* Start Supplied information *

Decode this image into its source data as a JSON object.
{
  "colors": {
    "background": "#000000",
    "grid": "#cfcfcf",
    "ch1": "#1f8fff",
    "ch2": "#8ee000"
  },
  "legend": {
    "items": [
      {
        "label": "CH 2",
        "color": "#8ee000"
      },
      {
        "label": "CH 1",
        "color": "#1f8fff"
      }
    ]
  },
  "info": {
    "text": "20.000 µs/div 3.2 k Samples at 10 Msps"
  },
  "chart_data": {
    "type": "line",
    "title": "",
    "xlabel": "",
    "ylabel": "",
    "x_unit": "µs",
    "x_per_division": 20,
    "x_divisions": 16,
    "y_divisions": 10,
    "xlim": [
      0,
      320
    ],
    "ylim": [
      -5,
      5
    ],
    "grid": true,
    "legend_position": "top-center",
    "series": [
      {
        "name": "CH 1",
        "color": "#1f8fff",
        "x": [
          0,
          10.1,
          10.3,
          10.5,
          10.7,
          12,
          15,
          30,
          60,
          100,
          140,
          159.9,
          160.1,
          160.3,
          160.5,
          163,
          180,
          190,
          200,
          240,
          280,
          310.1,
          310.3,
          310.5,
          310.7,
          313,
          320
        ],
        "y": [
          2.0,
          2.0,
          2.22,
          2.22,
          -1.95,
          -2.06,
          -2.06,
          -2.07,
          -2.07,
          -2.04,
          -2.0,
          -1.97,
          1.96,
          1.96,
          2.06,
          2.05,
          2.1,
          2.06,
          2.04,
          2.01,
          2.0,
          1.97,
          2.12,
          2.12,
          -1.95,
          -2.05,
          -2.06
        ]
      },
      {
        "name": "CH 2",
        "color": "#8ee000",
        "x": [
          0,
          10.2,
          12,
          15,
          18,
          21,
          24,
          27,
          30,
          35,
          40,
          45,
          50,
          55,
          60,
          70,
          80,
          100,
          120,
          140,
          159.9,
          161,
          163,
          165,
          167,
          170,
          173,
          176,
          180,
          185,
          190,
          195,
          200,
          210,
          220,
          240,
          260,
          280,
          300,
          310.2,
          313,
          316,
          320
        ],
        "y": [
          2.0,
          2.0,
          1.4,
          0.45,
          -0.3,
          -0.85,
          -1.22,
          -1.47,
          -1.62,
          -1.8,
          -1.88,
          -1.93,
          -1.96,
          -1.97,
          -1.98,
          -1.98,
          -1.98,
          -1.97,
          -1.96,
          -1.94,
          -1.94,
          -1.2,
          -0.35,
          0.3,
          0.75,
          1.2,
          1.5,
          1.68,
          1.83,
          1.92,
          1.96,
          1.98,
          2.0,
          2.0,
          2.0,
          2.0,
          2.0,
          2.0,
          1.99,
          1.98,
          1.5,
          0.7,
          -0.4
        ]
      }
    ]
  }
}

* End Supplied information *

The problem
Reproduce every line of the material above exactly.

Response
Decode this image into its source data as a JSON object.
{
  "colors": {
    "background": "#000000",
    "grid": "#cfcfcf",
    "ch1": "#1f8fff",
    "ch2": "#8ee000"
  },
  "legend": {
    "items": [
      {
        "label": "CH 2",
        "color": "#8ee000"
      },
      {
        "label": "CH 1",
        "color": "#1f8fff"
      }
    ]
  },
  "info": {
    "text": "20.000 µs/div 3.2 k Samples at 10 Msps"
  },
  "chart_data": {
    "type": "line",
    "title": "",
    "xlabel": "",
    "ylabel": "",
    "x_unit": "µs",
    "x_per_division": 20,
    "x_divisions": 16,
    "y_divisions": 10,
    "xlim": [
      0,
      320
    ],
    "ylim": [
      -5,
      5
    ],
    "grid": true,
    "legend_position": "top-center",
    "series": [
      {
        "name": "CH 1",
        "color": "#1f8fff",
        "x": [
          0,
          10.1,
          10.3,
          10.5,
          10.7,
          12,
          15,
          30,
          60,
          100,
          140,
          159.9,
          160.1,
          160.3,
          160.5,
          163,
          180,
          190,
          200,
          240,
          280,
          310.1,
          310.3,
          310.5,
          310.7,
          313,
          320
        ],
        "y": [
          2.0,
          2.0,
          2.22,
          2.22,
          -1.95,
          -2.06,
          -2.06,
          -2.07,
          -2.07,
          -2.04,
          -2.0,
          -1.97,
          1.96,
          1.96,
          2.06,
          2.05,
          2.1,
          2.06,
          2.04,
          2.01,
          2.0,
          1.97,
          2.12,
          2.12,
          -1.95,
          -2.05,
          -2.06
        ]
      },
      {
        "name": "CH 2",
        "color": "#8ee000",
        "x": [
          0,
          10.2,
          12,
          15,
          18,
          21,
          24,
          27,
          30,
          35,
          40,
          45,
          50,
          55,
          60,
          70,
          80,
          100,
          120,
          140,
          159.9,
          161,
          163,
          165,
          167,
          170,
          173,
          176,
          180,
          185,
          190,
          195,
          200,
          210,
          220,
          240,
          260,
          280,
          300,
          310.2,
          313,
          316,
          320
        ],
        "y": [
          2.0,
          2.0,
          1.4,
          0.45,
          -0.3,
          -0.85,
          -1.22,
          -1.47,
          -1.62,
          -1.8,
          -1.88,
          -1.93,
          -1.96,
          -1.97,
          -1.98,
          -1.98,
          -1.98,
          -1.97,
          -1.96,
          -1.94,
          -1.94,
          -1.2,
          -0.35,
          0.3,
          0.75,
          1.2,
          1.5,
          1.68,
          1.83,
          1.92,
          1.96,
          1.98,
          2.0,
          2.0,
          2.0,
          2.0,
          2.0,
          2.0,
          1.99,
          1.98,
          1.5,
          0.7,
          -0.4
        ]
      }
    ]
  }
}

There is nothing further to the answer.